* [Task prompt]
Output the full listing below exactly as it reads, and skip anything that is a picture.

* [Exercise input]
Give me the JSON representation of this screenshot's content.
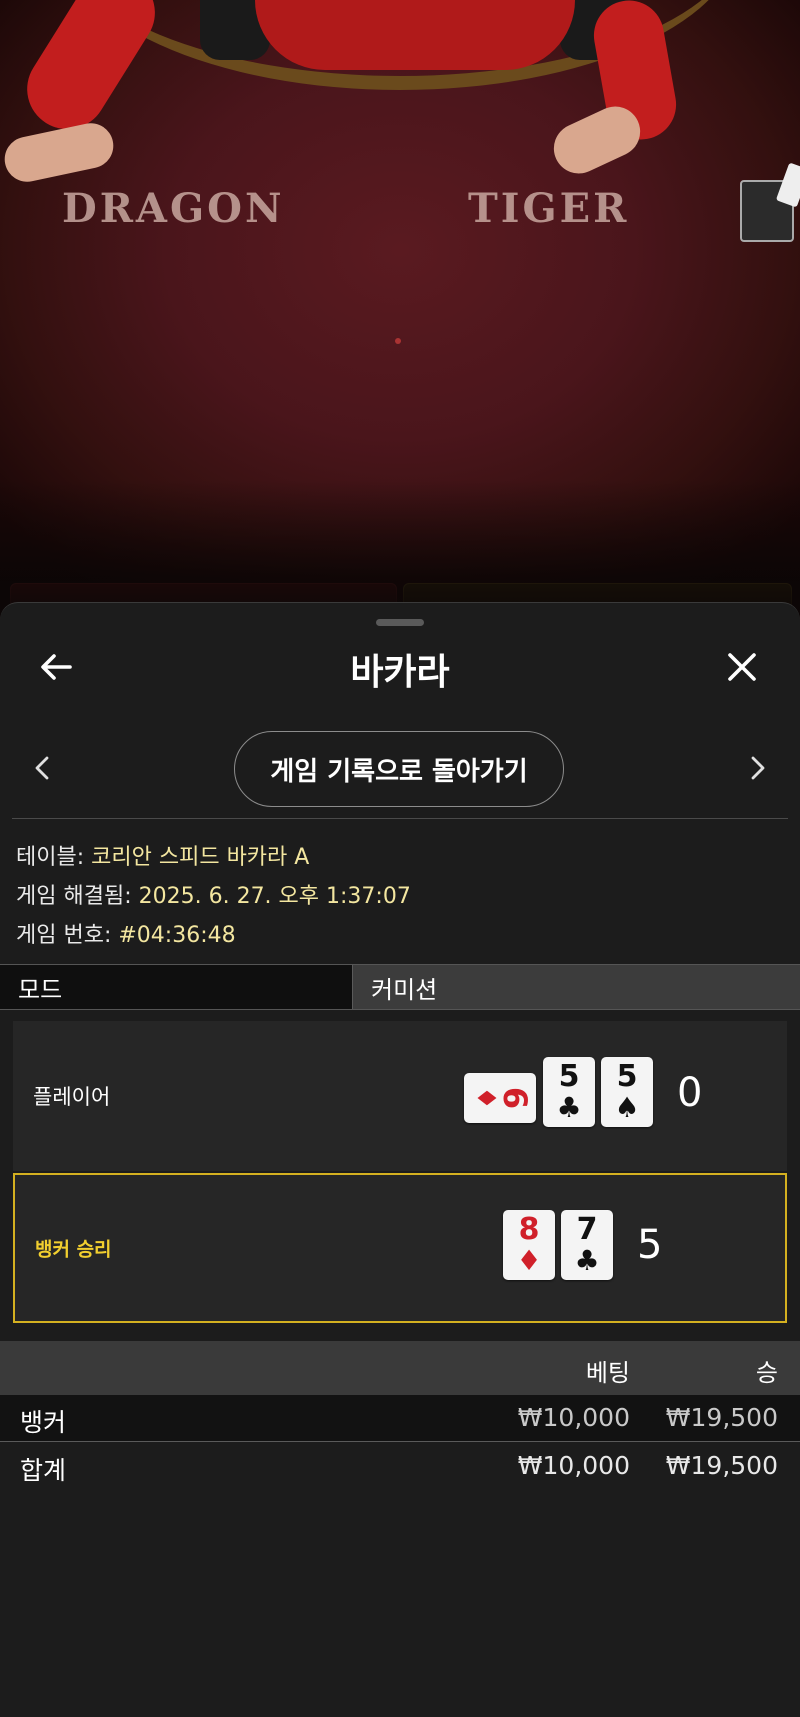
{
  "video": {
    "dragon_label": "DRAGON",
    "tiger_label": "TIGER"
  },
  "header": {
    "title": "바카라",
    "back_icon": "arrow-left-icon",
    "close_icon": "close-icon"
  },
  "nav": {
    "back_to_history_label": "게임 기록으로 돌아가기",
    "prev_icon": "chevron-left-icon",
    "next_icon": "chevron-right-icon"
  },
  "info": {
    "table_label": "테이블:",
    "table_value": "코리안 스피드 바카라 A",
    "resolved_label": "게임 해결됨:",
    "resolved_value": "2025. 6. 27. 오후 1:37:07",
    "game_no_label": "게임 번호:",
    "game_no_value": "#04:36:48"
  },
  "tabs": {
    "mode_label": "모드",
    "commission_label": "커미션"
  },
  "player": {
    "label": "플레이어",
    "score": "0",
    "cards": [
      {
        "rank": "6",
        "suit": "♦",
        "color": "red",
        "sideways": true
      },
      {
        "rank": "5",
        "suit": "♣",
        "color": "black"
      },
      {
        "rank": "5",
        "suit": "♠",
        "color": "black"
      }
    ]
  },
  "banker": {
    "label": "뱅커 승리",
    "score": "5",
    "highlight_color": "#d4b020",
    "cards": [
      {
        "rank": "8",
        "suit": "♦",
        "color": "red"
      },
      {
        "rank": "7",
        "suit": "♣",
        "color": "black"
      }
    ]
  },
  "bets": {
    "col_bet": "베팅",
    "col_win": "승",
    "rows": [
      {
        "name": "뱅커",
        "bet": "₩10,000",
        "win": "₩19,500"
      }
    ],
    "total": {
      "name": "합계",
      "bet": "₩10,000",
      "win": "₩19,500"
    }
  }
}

* [Response to the task]
Give me the JSON representation of this screenshot's content.
{
  "video": {
    "dragon_label": "DRAGON",
    "tiger_label": "TIGER"
  },
  "header": {
    "title": "바카라",
    "back_icon": "arrow-left-icon",
    "close_icon": "close-icon"
  },
  "nav": {
    "back_to_history_label": "게임 기록으로 돌아가기",
    "prev_icon": "chevron-left-icon",
    "next_icon": "chevron-right-icon"
  },
  "info": {
    "table_label": "테이블:",
    "table_value": "코리안 스피드 바카라 A",
    "resolved_label": "게임 해결됨:",
    "resolved_value": "2025. 6. 27. 오후 1:37:07",
    "game_no_label": "게임 번호:",
    "game_no_value": "#04:36:48"
  },
  "tabs": {
    "mode_label": "모드",
    "commission_label": "커미션"
  },
  "player": {
    "label": "플레이어",
    "score": "0",
    "cards": [
      {
        "rank": "6",
        "suit": "♦",
        "color": "red",
        "sideways": true
      },
      {
        "rank": "5",
        "suit": "♣",
        "color": "black"
      },
      {
        "rank": "5",
        "suit": "♠",
        "color": "black"
      }
    ]
  },
  "banker": {
    "label": "뱅커 승리",
    "score": "5",
    "highlight_color": "#d4b020",
    "cards": [
      {
        "rank": "8",
        "suit": "♦",
        "color": "red"
      },
      {
        "rank": "7",
        "suit": "♣",
        "color": "black"
      }
    ]
  },
  "bets": {
    "col_bet": "베팅",
    "col_win": "승",
    "rows": [
      {
        "name": "뱅커",
        "bet": "₩10,000",
        "win": "₩19,500"
      }
    ],
    "total": {
      "name": "합계",
      "bet": "₩10,000",
      "win": "₩19,500"
    }
  }
}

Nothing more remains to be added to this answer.